▸ **Set exercise**
Count every line in the data below where "temps" occurs, then state that number and nothing more.

▸ **Material supplied**
(begin)
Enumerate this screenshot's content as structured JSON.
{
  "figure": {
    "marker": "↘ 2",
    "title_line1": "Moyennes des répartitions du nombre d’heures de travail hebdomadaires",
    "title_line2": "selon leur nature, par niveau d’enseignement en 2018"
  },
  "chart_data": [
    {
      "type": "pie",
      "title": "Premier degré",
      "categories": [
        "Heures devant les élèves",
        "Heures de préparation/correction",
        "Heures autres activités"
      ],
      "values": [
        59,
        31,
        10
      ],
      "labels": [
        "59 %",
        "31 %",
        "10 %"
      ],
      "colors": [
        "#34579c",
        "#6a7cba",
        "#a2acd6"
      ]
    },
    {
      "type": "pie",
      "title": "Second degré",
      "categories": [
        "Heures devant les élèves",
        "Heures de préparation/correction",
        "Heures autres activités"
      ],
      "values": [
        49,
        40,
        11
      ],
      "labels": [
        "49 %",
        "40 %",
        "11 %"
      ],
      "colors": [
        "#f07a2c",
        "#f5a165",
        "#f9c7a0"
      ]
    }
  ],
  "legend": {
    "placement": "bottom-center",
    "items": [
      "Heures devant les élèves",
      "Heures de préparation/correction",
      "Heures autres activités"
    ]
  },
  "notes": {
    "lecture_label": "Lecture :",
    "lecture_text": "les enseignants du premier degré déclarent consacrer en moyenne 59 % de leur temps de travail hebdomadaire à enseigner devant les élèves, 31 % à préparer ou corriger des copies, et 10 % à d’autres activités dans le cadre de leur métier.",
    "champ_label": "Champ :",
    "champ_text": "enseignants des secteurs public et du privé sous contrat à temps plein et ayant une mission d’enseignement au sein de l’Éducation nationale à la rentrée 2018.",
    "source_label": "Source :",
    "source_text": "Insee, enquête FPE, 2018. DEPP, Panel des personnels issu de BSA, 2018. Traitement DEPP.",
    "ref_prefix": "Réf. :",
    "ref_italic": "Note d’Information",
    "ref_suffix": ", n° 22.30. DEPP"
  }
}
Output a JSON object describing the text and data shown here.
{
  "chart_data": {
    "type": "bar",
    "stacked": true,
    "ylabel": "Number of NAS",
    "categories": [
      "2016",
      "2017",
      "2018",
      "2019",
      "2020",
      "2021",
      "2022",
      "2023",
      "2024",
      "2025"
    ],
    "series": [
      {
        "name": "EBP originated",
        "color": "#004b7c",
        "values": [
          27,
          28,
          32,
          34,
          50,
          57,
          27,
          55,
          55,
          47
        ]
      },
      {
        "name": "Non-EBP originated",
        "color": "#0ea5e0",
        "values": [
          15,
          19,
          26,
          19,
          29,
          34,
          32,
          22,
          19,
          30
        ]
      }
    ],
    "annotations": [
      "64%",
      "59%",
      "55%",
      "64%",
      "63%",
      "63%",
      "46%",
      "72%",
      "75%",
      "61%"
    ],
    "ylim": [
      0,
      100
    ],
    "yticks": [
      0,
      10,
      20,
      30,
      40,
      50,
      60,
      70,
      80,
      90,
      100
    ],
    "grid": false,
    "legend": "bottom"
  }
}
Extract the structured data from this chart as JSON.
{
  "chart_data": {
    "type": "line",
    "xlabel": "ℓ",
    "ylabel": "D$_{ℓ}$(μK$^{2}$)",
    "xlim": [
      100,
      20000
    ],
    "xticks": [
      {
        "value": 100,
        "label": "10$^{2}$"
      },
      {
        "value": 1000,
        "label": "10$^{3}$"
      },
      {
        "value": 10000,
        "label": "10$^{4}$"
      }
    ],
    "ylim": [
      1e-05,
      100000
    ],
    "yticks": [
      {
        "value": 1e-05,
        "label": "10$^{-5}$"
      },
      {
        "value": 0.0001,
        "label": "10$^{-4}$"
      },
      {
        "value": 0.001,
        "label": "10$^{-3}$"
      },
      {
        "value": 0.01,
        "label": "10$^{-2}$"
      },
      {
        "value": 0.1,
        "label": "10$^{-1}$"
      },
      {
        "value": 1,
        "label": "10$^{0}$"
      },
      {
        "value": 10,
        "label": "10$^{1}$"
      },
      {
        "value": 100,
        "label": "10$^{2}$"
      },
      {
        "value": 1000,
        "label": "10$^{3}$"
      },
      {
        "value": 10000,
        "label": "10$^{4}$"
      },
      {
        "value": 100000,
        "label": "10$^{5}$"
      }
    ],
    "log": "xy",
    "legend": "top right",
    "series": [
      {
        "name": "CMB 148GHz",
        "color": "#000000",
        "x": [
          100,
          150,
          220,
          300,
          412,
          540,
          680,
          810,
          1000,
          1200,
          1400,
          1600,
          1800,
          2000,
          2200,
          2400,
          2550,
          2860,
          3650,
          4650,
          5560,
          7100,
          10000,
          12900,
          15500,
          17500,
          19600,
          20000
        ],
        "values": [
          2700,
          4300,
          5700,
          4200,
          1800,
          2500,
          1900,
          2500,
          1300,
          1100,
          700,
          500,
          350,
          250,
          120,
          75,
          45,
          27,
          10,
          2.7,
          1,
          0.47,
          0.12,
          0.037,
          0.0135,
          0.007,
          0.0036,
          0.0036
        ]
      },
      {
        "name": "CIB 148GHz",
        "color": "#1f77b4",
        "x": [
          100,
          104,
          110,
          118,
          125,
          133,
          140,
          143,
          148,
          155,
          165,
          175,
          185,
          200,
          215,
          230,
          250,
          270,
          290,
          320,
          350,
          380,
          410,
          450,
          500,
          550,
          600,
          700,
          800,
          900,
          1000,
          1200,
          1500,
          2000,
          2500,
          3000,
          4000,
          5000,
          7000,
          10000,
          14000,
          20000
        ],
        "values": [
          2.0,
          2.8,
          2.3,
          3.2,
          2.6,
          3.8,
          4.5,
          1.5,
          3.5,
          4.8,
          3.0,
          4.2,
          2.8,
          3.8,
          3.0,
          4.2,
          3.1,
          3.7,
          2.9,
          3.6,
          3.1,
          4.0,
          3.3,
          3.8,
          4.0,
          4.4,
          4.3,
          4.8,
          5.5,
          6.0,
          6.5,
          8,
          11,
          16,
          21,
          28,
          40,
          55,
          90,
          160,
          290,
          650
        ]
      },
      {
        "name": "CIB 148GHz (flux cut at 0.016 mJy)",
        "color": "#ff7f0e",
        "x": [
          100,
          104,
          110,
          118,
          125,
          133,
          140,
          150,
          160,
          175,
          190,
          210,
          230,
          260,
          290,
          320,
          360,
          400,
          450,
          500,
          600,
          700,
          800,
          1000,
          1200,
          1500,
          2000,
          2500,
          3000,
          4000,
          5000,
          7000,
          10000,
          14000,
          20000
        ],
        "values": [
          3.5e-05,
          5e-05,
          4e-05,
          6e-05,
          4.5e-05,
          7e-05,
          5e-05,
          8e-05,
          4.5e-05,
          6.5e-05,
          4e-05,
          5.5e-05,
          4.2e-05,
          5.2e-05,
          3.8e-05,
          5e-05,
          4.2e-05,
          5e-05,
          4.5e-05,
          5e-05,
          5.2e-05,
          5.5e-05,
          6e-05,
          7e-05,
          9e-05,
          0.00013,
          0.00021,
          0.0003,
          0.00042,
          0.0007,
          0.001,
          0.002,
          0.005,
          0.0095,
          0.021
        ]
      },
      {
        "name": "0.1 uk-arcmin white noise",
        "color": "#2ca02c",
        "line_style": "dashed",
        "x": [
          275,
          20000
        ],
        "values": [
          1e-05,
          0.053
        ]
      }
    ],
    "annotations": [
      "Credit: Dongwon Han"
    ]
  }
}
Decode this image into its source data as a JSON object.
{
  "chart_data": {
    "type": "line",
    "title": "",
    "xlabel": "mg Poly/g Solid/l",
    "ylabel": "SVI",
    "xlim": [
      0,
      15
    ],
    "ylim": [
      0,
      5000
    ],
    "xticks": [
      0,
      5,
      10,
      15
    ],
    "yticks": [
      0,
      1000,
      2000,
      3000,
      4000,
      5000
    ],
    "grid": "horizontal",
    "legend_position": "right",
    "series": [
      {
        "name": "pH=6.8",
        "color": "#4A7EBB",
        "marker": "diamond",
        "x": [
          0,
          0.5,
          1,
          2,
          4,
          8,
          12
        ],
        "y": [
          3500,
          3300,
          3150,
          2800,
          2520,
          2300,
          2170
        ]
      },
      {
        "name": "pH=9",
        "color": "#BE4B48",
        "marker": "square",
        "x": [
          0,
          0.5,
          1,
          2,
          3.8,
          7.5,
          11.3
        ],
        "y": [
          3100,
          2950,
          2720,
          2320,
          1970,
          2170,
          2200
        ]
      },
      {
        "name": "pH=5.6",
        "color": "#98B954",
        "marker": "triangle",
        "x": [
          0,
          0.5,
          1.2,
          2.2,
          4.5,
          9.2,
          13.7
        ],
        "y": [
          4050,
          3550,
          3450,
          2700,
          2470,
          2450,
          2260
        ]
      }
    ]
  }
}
(end)
▸ **Written response**
2